▸ **EXERCISE TASK**: Return each line holding the string "Area".

▸ **GIVEN DATA**:
▬▬▬▬▬▬

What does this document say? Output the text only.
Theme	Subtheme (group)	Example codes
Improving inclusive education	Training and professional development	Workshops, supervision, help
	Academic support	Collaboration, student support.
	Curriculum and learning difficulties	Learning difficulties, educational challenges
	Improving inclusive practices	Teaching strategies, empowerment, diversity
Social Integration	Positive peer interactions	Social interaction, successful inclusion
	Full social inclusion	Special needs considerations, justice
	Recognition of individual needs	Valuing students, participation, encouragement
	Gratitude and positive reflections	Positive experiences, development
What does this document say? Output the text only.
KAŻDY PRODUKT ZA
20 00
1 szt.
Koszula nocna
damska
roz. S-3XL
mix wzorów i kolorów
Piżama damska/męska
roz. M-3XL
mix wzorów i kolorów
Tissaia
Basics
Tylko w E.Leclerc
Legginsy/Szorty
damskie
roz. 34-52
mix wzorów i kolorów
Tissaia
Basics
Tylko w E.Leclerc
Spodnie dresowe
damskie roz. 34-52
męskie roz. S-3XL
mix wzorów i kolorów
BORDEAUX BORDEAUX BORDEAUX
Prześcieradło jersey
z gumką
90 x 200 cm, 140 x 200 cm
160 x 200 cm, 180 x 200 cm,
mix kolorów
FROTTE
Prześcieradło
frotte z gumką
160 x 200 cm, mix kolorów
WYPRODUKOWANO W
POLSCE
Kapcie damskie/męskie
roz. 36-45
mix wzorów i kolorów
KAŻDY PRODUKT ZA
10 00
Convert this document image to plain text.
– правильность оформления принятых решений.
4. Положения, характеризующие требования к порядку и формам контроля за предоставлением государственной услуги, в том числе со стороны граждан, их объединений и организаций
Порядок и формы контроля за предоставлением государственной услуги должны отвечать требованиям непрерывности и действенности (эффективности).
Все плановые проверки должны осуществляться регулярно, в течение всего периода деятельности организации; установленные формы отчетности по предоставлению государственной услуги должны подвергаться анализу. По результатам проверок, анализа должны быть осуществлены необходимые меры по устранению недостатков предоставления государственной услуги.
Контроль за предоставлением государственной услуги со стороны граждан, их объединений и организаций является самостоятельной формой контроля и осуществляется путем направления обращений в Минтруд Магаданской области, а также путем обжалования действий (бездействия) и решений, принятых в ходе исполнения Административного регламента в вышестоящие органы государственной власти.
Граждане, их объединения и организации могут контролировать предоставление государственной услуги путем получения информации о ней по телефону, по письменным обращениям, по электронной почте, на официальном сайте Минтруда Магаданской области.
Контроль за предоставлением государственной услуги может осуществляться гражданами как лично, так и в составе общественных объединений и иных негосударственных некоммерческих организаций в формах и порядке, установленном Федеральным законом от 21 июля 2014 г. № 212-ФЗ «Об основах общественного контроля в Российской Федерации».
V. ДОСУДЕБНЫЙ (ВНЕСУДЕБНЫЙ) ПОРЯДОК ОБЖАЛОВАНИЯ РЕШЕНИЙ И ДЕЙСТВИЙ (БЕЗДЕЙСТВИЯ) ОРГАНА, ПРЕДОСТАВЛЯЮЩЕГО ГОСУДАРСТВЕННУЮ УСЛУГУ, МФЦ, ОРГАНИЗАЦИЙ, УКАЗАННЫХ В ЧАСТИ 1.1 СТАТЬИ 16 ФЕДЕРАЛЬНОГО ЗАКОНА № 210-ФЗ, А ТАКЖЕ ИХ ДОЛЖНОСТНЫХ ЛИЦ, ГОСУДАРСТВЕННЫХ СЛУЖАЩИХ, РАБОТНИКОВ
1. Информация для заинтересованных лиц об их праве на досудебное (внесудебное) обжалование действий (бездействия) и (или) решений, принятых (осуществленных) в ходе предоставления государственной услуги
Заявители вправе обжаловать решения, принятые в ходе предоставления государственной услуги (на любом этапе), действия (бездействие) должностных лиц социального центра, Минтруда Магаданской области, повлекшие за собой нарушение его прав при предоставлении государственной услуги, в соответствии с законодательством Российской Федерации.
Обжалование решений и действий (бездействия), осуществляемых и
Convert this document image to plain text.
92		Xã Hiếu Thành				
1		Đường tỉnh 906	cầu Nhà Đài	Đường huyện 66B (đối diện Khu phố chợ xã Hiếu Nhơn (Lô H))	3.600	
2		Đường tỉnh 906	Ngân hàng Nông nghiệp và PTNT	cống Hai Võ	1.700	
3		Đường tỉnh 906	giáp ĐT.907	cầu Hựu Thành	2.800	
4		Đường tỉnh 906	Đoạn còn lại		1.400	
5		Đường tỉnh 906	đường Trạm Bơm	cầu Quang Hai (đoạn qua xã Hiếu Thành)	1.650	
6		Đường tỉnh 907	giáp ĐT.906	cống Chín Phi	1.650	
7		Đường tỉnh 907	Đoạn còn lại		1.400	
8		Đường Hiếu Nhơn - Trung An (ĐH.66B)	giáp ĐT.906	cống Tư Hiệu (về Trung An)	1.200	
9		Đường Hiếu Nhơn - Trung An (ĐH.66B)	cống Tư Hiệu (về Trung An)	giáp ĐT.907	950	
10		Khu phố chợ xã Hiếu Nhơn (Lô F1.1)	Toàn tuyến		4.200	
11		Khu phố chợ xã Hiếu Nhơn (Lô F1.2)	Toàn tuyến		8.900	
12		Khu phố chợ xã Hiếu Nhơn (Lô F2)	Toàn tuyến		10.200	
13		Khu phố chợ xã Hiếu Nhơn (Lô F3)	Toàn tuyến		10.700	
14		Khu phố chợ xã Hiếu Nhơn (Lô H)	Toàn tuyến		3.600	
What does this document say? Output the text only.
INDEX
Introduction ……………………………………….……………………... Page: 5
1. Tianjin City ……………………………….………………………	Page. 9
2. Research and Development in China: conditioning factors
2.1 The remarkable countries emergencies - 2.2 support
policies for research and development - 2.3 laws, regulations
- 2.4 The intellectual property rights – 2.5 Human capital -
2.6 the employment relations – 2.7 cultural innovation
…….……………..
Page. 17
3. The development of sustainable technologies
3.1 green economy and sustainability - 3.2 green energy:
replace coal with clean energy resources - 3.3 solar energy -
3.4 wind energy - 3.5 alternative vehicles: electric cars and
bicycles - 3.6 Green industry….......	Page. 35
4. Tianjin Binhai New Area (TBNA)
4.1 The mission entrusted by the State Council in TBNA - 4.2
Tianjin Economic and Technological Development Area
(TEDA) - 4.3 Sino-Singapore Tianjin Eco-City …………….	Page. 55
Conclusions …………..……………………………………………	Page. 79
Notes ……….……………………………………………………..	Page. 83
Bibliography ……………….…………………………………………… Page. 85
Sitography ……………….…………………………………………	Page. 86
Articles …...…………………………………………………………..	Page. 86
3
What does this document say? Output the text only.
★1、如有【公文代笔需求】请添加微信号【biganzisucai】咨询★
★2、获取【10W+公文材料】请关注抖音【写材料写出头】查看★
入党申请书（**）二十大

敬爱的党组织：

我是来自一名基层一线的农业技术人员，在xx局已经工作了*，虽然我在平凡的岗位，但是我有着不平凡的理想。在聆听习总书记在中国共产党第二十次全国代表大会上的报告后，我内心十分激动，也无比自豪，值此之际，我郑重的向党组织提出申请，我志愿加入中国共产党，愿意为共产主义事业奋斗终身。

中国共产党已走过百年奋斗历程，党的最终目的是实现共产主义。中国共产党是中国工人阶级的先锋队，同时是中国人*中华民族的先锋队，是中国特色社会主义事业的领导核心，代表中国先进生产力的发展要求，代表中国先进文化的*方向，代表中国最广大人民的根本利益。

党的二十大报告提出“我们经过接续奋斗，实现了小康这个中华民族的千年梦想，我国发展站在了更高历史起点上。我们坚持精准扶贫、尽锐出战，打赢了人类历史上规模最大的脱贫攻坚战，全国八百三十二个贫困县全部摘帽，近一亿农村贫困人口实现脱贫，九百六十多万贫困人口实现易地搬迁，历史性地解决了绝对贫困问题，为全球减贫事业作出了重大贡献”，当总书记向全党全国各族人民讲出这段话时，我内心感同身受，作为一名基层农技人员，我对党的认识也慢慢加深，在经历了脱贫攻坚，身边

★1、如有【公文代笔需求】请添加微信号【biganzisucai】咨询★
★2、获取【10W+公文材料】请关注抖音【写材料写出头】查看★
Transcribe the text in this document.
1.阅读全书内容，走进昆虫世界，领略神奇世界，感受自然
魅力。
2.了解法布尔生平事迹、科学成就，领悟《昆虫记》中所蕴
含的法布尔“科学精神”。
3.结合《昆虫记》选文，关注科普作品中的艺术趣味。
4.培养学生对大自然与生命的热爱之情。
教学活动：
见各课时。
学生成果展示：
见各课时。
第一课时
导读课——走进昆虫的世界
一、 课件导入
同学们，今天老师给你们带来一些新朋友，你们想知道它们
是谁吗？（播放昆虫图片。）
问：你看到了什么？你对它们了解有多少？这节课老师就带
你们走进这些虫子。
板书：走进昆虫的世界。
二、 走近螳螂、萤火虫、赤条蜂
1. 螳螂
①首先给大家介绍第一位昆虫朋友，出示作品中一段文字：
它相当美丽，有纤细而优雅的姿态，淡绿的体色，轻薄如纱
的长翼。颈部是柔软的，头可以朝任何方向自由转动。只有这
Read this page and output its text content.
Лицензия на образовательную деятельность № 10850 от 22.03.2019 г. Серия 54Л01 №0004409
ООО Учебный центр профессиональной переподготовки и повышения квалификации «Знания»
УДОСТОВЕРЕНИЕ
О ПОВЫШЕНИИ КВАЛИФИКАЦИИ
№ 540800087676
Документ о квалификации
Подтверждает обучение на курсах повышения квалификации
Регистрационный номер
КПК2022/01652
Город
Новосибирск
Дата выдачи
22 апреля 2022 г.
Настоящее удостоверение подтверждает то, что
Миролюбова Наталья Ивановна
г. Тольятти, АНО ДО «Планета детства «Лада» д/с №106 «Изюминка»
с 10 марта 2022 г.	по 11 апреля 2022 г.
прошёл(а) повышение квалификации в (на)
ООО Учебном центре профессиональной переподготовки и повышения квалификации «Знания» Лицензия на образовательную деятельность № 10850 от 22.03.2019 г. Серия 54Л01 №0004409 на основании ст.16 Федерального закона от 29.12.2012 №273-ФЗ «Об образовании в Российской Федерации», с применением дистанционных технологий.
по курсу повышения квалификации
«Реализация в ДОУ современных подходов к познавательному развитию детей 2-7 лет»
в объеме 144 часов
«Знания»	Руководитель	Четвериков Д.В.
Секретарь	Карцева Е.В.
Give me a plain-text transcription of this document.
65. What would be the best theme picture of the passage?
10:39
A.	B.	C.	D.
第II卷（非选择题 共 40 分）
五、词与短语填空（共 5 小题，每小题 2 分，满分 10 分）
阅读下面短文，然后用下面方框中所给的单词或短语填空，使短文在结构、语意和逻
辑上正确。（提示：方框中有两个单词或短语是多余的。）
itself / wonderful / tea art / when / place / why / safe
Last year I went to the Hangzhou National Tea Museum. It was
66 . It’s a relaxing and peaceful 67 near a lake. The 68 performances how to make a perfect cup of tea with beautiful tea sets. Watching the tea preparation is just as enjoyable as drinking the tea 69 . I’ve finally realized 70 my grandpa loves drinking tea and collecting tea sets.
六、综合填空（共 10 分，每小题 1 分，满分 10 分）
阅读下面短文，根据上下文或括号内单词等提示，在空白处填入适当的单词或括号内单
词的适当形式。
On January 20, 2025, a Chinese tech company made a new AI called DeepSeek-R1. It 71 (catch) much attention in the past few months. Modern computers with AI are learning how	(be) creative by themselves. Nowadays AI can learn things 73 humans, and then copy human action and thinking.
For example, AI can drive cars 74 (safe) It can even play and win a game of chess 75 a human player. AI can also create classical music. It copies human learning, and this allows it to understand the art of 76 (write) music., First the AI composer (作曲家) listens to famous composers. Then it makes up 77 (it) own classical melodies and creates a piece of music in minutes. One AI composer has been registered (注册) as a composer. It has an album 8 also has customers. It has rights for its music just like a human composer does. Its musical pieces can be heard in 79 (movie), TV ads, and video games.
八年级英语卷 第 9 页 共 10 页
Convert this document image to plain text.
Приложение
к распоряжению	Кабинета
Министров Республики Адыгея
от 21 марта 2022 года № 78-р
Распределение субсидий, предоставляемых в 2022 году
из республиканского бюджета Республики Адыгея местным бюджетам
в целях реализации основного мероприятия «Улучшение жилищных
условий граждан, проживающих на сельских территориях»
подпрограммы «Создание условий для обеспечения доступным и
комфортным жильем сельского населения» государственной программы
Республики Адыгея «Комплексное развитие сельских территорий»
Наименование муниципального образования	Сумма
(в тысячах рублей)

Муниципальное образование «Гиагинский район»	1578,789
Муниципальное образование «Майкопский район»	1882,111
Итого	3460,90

▬▬▬▬▬▬

▸ **WRITTEN RESPONSE**:
4. Tianjin Binhai New Area (TBNA)
Tianjin Economic and Technological Development Area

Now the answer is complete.